* **WHAT NEEDS TO BE DONE**
Identify the lines that contain the word "median" and copy each one.

* **DATA IN THIS EXERCISE**
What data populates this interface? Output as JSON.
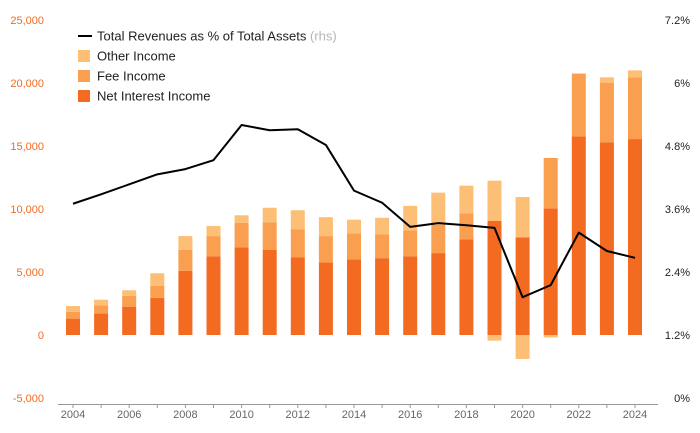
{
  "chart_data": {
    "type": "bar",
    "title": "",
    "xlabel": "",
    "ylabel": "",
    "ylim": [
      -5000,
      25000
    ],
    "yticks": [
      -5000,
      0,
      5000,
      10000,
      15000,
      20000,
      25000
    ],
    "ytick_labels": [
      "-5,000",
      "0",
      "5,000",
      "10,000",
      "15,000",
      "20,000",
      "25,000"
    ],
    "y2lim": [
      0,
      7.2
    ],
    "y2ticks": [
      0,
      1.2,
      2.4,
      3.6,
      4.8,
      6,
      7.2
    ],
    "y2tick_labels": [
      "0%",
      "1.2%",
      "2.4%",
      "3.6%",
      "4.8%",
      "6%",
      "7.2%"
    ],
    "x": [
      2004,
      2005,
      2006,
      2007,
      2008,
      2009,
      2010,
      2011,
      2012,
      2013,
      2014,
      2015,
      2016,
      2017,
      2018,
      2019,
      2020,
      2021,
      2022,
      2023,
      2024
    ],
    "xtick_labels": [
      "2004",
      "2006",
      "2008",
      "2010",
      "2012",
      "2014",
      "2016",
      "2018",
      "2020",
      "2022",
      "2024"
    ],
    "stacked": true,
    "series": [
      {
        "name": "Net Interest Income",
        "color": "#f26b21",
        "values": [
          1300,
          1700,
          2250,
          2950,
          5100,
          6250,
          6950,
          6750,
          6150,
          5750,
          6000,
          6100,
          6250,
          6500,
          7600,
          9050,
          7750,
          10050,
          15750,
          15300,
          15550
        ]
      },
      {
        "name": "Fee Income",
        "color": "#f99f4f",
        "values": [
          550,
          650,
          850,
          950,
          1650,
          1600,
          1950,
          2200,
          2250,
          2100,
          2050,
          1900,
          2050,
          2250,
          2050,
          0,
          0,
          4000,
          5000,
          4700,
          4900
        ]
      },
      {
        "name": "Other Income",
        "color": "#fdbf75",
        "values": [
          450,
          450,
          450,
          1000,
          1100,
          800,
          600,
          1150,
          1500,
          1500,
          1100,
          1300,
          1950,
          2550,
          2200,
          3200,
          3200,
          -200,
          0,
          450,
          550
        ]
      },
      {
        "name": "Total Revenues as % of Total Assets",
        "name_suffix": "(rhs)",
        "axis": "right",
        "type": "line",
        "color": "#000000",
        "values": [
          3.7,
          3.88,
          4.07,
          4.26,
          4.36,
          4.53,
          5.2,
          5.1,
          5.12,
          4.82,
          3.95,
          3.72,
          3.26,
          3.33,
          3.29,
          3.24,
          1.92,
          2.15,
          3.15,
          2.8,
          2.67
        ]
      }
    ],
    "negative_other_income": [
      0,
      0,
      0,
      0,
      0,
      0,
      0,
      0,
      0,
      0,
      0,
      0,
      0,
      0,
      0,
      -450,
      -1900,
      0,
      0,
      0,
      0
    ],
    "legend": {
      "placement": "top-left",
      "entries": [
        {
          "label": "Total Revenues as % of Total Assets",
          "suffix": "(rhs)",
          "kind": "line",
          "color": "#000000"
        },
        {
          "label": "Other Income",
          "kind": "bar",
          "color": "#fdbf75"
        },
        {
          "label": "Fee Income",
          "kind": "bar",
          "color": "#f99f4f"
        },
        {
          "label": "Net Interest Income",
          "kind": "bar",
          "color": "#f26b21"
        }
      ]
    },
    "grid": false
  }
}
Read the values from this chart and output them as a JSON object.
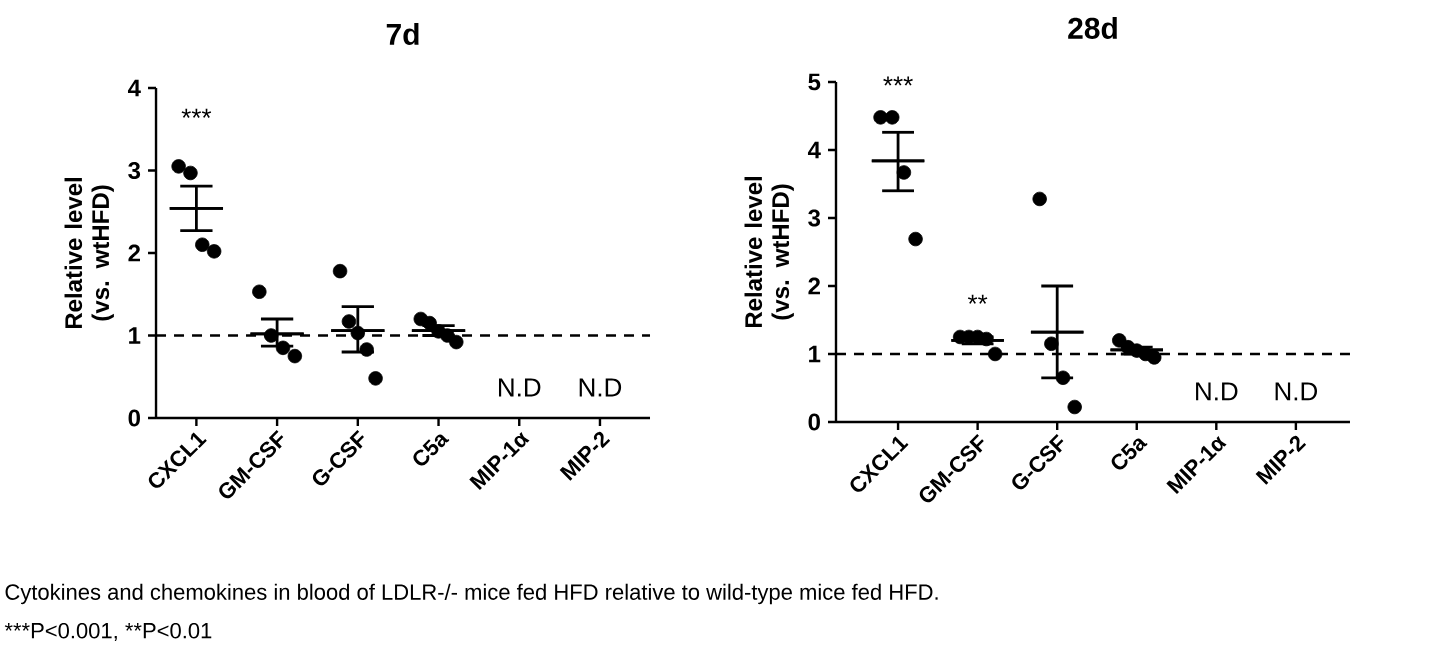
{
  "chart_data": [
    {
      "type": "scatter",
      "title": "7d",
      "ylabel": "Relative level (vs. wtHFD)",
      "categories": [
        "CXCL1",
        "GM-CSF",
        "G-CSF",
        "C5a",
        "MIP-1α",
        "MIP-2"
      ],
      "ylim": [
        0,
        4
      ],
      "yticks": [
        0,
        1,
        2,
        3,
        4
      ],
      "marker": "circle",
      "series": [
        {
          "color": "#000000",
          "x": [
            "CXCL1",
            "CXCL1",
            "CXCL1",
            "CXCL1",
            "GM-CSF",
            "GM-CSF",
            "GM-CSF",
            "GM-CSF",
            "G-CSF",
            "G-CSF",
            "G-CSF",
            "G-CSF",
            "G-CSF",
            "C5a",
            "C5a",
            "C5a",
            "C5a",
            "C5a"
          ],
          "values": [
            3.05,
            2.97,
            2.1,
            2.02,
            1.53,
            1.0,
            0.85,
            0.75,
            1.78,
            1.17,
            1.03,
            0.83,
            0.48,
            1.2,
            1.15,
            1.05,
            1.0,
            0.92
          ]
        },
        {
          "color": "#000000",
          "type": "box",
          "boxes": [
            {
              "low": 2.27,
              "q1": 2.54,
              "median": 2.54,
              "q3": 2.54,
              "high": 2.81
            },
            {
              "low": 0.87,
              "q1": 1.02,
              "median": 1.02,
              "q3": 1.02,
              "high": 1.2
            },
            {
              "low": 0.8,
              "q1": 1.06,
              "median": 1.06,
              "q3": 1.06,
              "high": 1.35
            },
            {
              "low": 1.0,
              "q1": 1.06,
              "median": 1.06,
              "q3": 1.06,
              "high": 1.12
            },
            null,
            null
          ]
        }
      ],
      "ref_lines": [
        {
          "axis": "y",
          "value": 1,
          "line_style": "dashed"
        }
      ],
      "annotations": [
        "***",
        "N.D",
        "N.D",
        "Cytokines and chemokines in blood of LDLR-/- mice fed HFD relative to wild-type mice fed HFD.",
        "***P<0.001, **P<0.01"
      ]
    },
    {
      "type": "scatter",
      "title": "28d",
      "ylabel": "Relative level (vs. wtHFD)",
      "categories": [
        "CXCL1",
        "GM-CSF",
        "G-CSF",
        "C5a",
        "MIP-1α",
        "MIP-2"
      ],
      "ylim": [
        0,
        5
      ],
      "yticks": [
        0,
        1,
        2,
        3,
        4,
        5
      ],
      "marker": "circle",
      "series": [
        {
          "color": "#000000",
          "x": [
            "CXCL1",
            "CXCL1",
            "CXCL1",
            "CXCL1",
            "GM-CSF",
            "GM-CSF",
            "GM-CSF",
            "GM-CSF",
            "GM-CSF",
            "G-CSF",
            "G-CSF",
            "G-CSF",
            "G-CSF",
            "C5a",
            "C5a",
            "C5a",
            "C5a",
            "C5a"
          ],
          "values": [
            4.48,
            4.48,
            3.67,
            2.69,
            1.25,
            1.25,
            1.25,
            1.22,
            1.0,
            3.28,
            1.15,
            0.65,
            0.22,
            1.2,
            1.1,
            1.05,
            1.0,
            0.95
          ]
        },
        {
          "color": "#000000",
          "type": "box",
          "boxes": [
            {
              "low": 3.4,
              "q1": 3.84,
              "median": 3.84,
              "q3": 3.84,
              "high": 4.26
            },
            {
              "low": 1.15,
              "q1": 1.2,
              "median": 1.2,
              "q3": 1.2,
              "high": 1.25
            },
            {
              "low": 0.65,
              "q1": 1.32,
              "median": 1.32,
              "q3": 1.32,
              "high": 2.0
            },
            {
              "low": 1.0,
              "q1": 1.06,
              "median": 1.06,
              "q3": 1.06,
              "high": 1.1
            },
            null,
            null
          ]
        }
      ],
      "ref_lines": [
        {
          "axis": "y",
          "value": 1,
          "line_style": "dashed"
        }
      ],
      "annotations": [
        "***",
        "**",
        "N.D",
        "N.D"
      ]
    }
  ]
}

* **FULL OUTPUT**
              "median": 2.54,
              "median": 1.02,
              "median": 1.06,
              "median": 1.06,
              "median": 3.84,
              "median": 1.2,
              "median": 1.32,
              "median": 1.06,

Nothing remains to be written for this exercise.